▸ **Data rows**:
────────

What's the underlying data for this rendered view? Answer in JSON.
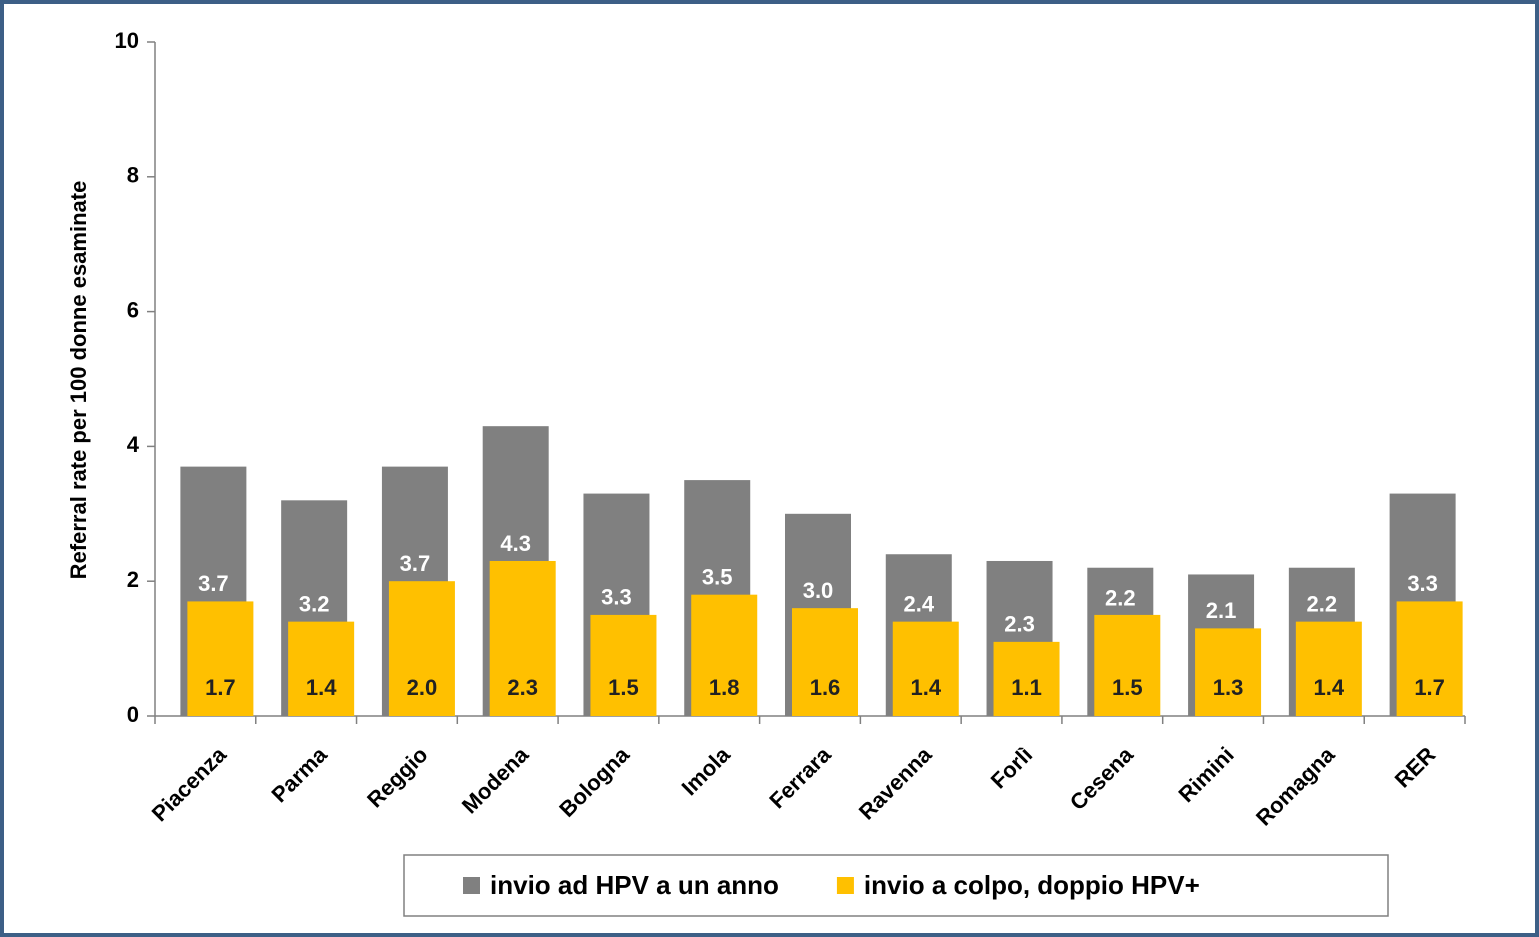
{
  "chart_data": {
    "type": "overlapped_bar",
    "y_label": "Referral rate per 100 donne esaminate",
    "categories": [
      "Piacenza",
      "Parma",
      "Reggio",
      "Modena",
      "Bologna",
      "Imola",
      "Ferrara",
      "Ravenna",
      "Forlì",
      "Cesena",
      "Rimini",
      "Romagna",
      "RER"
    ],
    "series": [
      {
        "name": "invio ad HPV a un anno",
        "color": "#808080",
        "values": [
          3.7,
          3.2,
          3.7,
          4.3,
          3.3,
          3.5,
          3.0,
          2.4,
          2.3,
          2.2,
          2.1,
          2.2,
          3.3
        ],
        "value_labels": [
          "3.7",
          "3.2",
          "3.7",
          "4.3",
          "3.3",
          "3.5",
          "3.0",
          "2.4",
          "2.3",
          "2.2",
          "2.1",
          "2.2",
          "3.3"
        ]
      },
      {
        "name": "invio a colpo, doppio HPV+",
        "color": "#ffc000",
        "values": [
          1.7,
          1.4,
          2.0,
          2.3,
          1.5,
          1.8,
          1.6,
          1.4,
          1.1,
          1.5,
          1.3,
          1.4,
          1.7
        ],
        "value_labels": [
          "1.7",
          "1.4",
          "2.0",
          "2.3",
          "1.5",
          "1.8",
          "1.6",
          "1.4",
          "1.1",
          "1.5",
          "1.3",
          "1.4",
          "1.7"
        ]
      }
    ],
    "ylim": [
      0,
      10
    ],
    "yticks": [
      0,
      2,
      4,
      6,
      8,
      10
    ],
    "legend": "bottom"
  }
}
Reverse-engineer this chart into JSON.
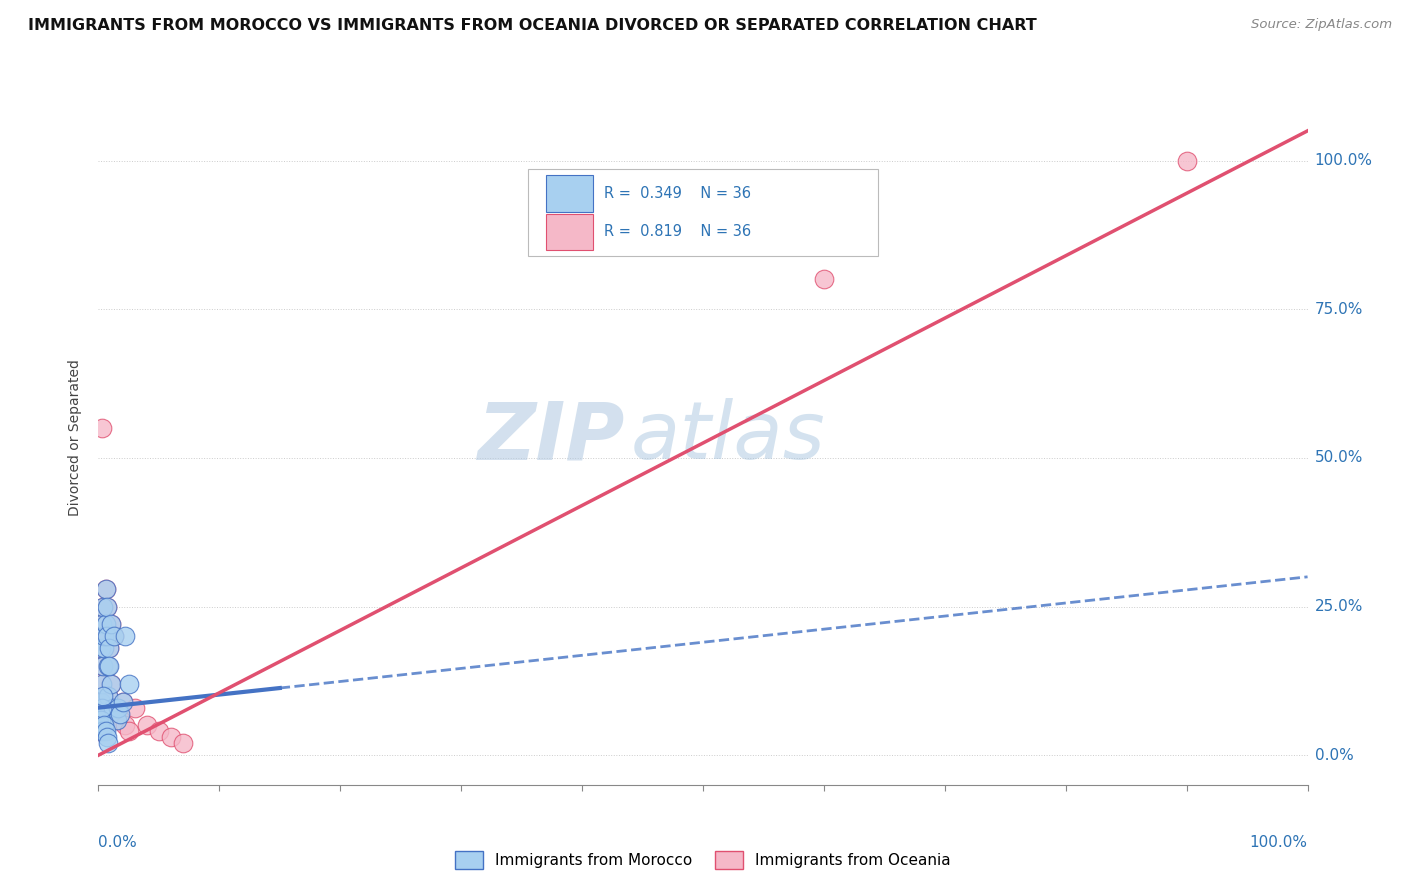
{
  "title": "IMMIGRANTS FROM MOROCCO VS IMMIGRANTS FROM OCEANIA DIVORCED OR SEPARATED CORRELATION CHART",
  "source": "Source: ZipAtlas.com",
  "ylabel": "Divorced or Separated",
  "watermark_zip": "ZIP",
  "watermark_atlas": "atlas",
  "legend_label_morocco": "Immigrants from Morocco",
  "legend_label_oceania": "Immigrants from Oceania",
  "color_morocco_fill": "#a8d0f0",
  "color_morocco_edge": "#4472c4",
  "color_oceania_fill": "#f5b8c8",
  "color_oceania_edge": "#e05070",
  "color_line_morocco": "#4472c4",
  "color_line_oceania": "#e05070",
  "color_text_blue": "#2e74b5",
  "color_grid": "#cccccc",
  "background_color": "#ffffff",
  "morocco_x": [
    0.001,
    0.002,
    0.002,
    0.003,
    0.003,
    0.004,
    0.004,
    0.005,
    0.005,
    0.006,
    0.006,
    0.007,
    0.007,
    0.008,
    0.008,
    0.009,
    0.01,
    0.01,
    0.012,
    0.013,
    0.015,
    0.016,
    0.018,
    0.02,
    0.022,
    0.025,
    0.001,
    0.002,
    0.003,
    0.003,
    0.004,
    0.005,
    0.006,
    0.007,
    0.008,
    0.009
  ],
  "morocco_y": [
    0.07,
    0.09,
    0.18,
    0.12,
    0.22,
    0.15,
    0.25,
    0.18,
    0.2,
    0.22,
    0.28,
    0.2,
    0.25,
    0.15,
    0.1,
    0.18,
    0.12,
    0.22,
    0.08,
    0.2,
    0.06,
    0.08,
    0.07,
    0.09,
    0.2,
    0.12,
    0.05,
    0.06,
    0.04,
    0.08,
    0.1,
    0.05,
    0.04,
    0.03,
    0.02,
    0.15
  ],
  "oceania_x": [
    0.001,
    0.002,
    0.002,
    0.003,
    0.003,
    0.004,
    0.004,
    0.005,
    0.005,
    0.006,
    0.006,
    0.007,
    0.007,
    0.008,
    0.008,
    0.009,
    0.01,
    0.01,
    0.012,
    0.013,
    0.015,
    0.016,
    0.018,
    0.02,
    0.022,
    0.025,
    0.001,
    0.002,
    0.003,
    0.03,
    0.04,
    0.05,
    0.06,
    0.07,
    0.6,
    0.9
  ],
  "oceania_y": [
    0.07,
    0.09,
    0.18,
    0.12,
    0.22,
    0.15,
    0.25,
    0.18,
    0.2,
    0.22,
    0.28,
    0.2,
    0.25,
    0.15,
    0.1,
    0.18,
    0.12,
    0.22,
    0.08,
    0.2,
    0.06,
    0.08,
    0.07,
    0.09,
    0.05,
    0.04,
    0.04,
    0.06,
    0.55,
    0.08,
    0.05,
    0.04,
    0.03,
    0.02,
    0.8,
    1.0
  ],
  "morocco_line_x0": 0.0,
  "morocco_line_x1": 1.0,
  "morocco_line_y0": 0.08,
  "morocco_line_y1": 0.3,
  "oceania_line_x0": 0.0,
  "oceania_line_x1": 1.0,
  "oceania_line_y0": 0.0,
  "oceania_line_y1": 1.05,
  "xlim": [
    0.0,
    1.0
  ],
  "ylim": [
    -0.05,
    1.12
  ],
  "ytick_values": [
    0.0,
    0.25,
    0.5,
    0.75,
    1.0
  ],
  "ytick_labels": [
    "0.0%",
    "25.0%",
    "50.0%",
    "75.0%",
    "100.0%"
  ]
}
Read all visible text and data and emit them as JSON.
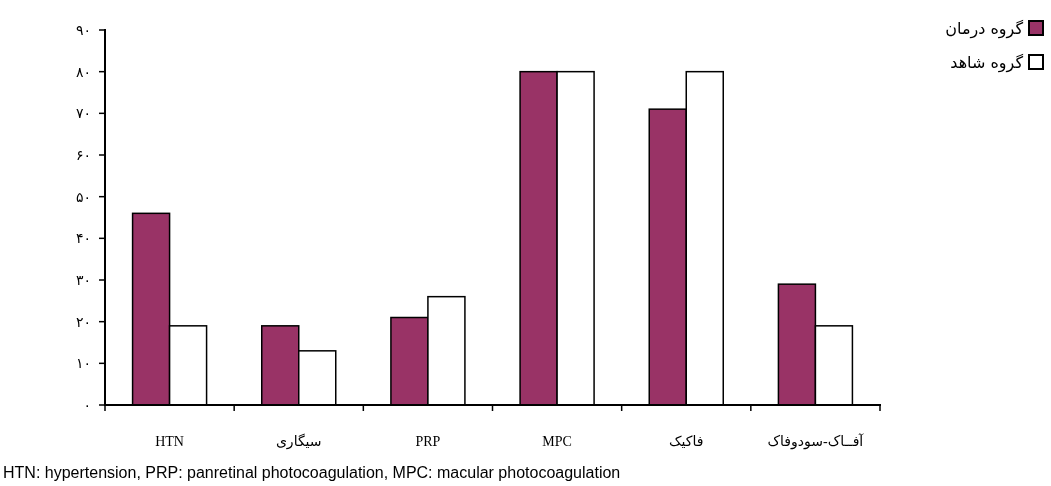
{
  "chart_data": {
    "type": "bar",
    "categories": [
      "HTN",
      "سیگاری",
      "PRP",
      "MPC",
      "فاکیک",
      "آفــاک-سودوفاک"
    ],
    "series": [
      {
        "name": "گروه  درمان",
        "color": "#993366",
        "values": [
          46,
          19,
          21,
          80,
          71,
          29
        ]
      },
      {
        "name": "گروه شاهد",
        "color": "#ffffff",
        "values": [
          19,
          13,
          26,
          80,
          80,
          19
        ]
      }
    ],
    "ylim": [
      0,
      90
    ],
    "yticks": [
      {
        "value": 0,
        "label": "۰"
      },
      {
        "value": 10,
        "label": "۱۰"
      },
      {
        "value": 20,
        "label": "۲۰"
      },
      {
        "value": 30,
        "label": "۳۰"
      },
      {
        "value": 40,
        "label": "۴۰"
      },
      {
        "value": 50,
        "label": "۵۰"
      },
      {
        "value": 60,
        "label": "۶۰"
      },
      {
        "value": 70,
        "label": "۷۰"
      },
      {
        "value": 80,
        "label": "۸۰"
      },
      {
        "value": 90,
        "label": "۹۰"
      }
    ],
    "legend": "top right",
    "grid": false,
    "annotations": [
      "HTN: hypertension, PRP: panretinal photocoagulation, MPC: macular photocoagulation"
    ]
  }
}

────────

▸ **Task objective**: List each line of the entries that holds the string "this".

▸ **Correct result**:
What's the underlying data for this rendered view? Answer in JSON.
Reverse-engineer this chart into JSON.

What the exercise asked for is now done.